• Task objective
Transcribe the listing below word for word.

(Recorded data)

===

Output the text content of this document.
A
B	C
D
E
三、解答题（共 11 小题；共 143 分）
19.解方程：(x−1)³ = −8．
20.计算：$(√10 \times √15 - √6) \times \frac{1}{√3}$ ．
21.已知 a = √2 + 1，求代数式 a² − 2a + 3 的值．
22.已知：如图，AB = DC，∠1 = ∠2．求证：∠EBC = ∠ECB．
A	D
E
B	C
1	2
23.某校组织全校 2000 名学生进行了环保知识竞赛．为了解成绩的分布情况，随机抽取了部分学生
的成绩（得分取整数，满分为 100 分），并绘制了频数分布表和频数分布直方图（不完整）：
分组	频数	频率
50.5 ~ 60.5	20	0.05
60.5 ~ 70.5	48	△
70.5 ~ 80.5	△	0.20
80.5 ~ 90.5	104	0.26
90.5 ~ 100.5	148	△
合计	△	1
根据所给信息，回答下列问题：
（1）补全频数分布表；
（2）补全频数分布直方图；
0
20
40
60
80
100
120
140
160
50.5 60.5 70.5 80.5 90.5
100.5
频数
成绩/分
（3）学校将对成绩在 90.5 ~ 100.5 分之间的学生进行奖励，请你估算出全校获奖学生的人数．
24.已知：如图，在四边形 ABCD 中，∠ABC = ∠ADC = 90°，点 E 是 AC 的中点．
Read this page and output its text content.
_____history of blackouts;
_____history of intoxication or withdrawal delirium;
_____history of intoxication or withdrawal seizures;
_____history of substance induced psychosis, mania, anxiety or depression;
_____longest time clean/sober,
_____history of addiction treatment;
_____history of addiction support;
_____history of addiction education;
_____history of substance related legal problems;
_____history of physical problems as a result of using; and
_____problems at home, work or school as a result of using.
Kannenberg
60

===

• Result for this exercise
Output the text content of this document.
A
B	C
D
E
三、解答题（共 11 小题；共 143 分）
19.解方程：(x−1)³ = −8．
20.计算：$(√10 \times √15 - √6) \times \frac{1}{√3}$ ．
21.已知 a = √2 + 1，求代数式 a² − 2a + 3 的值．
22.已知：如图，AB = DC，∠1 = ∠2．求证：∠EBC = ∠ECB．
A	D
E
B	C
1	2
23.某校组织全校 2000 名学生进行了环保知识竞赛．为了解成绩的分布情况，随机抽取了部分学生
的成绩（得分取整数，满分为 100 分），并绘制了频数分布表和频数分布直方图（不完整）：
分组	频数	频率
50.5 ~ 60.5	20	0.05
60.5 ~ 70.5	48	△
70.5 ~ 80.5	△	0.20
80.5 ~ 90.5	104	0.26
90.5 ~ 100.5	148	△
合计	△	1
根据所给信息，回答下列问题：
（1）补全频数分布表；
（2）补全频数分布直方图；
0
20
40
60
80
100
120
140
160
50.5 60.5 70.5 80.5 90.5
100.5
频数
成绩/分
（3）学校将对成绩在 90.5 ~ 100.5 分之间的学生进行奖励，请你估算出全校获奖学生的人数．
24.已知：如图，在四边形 ABCD 中，∠ABC = ∠ADC = 90°，点 E 是 AC 的中点．
Read this page and output its text content.
_____history of blackouts;
_____history of intoxication or withdrawal delirium;
_____history of intoxication or withdrawal seizures;
_____history of substance induced psychosis, mania, anxiety or depression;
_____longest time clean/sober,
_____history of addiction treatment;
_____history of addiction support;
_____history of addiction education;
_____history of substance related legal problems;
_____history of physical problems as a result of using; and
_____problems at home, work or school as a result of using.
Kannenberg
60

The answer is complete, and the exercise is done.